### WHAT IS REQUIRED
Go through the records and show each line where the word "VBAProject" occurs.
╔══
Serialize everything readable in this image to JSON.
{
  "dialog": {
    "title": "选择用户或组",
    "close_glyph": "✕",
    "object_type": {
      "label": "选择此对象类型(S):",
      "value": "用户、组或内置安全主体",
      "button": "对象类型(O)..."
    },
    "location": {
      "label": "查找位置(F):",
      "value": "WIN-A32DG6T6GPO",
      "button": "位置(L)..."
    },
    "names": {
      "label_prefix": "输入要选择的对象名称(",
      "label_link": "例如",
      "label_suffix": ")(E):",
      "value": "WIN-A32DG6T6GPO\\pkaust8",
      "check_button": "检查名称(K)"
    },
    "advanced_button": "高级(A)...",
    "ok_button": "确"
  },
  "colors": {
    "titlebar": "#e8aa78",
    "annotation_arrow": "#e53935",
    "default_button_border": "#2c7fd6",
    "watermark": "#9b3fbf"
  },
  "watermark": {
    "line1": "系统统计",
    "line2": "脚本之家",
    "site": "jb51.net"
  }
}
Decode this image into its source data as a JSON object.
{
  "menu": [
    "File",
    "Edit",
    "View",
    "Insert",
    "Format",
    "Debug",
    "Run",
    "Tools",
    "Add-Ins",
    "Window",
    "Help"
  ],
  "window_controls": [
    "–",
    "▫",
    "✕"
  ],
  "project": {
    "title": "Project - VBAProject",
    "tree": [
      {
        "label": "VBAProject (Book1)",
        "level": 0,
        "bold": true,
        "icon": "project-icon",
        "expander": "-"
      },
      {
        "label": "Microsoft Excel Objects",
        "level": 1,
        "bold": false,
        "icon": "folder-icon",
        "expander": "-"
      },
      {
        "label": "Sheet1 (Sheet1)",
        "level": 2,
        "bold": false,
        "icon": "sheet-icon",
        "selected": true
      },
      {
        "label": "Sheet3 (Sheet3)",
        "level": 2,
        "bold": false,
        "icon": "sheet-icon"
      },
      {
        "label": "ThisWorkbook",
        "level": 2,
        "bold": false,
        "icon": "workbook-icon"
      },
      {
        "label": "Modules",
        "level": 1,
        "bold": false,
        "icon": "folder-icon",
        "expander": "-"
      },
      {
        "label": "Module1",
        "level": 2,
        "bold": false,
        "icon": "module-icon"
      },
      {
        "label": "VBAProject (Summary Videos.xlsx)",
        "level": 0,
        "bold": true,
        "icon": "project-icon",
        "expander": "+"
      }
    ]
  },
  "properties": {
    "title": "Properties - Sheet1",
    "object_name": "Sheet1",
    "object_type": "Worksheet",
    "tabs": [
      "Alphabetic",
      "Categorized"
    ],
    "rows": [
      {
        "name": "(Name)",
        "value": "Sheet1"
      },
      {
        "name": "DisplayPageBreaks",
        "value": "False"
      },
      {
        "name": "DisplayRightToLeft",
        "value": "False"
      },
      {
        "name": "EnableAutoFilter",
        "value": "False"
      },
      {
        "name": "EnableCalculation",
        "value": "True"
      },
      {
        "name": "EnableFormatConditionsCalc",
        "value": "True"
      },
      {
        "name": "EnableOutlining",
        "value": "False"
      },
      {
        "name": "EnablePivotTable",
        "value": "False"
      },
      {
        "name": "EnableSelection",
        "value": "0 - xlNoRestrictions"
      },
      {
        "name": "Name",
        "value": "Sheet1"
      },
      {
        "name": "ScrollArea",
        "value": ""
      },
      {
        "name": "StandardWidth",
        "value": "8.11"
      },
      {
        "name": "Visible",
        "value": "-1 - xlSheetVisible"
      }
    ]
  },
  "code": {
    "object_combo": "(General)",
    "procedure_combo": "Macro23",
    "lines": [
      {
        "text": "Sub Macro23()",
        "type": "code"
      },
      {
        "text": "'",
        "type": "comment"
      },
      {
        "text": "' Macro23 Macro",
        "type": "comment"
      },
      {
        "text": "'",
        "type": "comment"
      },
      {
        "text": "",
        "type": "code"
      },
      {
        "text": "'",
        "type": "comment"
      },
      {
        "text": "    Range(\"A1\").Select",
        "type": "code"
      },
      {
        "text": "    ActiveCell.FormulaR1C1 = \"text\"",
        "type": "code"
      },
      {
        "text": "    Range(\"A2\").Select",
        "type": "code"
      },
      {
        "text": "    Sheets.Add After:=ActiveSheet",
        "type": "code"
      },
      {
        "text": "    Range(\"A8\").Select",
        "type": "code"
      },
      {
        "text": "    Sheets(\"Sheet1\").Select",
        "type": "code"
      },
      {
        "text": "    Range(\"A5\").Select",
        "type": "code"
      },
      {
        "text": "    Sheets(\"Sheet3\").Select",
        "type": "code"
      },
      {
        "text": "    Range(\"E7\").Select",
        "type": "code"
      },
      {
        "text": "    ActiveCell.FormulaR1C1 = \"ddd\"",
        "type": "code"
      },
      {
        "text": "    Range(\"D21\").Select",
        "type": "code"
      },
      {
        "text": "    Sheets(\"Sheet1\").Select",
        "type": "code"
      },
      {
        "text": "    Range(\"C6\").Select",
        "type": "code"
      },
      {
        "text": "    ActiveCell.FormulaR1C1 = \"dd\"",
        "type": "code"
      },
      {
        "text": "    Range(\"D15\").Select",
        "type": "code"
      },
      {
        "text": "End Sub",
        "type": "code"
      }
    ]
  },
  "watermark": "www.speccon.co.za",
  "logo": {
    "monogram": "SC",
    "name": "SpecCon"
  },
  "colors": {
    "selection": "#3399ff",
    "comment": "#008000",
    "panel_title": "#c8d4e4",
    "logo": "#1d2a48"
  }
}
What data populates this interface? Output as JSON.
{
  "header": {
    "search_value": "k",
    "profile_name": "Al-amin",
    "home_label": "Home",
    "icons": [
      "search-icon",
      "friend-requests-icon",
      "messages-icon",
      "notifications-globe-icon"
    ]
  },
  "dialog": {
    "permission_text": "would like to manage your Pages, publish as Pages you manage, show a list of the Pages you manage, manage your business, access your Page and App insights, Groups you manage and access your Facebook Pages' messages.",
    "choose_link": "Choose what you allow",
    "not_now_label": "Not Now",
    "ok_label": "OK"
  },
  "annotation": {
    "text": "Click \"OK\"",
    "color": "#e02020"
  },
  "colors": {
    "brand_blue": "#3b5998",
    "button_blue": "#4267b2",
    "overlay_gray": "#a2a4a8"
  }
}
╚══
╔══
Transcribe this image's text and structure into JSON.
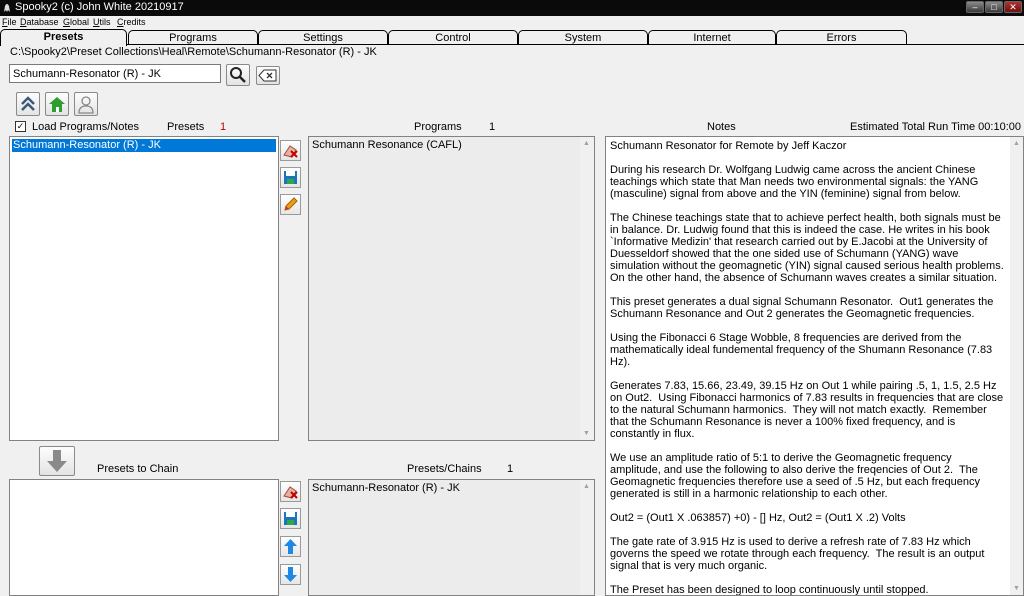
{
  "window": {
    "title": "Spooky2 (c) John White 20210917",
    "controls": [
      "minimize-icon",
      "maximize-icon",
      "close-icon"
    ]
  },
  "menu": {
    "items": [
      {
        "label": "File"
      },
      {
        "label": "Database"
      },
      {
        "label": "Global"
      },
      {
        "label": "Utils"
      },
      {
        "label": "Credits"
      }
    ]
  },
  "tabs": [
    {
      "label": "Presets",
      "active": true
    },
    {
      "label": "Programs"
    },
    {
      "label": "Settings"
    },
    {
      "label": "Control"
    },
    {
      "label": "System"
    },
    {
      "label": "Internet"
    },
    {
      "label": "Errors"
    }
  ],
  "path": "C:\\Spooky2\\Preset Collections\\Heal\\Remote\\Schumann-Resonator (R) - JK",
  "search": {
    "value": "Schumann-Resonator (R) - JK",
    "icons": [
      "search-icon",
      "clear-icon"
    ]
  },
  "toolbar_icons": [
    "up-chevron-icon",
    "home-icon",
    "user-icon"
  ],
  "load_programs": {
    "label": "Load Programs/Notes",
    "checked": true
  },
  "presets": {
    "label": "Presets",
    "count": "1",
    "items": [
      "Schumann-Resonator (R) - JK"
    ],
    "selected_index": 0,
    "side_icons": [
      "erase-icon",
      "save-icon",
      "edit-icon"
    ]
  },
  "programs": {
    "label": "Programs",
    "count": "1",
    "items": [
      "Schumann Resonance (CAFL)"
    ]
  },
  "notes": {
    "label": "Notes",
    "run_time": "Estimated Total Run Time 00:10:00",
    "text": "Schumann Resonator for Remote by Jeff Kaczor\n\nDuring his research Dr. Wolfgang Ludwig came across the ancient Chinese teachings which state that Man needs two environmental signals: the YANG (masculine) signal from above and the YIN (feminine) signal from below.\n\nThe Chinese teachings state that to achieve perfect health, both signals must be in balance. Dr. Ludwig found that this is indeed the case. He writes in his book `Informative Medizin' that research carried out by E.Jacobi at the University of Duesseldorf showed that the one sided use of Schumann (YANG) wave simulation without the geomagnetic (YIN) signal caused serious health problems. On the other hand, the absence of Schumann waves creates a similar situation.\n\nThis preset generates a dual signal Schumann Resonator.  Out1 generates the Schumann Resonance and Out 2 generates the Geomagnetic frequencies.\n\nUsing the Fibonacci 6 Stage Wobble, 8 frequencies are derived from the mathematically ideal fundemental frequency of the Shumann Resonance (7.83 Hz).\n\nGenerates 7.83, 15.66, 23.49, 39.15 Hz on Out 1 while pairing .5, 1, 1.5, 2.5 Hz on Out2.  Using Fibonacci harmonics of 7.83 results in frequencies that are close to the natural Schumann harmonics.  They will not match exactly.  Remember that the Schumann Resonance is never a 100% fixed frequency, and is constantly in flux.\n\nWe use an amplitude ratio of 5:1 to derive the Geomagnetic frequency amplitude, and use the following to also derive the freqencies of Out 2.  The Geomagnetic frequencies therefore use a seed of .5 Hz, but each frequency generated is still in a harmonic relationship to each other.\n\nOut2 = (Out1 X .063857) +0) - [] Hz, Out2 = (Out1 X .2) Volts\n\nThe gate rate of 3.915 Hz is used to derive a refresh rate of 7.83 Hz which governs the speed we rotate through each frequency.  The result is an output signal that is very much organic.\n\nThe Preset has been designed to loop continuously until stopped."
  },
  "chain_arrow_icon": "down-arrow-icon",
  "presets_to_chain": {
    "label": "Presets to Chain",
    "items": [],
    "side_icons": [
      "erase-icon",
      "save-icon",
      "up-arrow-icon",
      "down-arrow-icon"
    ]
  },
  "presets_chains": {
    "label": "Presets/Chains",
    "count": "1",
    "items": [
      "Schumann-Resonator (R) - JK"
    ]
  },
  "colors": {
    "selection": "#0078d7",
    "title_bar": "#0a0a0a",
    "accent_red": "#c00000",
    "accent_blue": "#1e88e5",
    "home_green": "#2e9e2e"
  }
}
╚══
### WORKED ANSWER
    "title": "Project - VBAProject",
        "label": "VBAProject (Book1)",
        "label": "VBAProject (Summary Videos.xlsx)",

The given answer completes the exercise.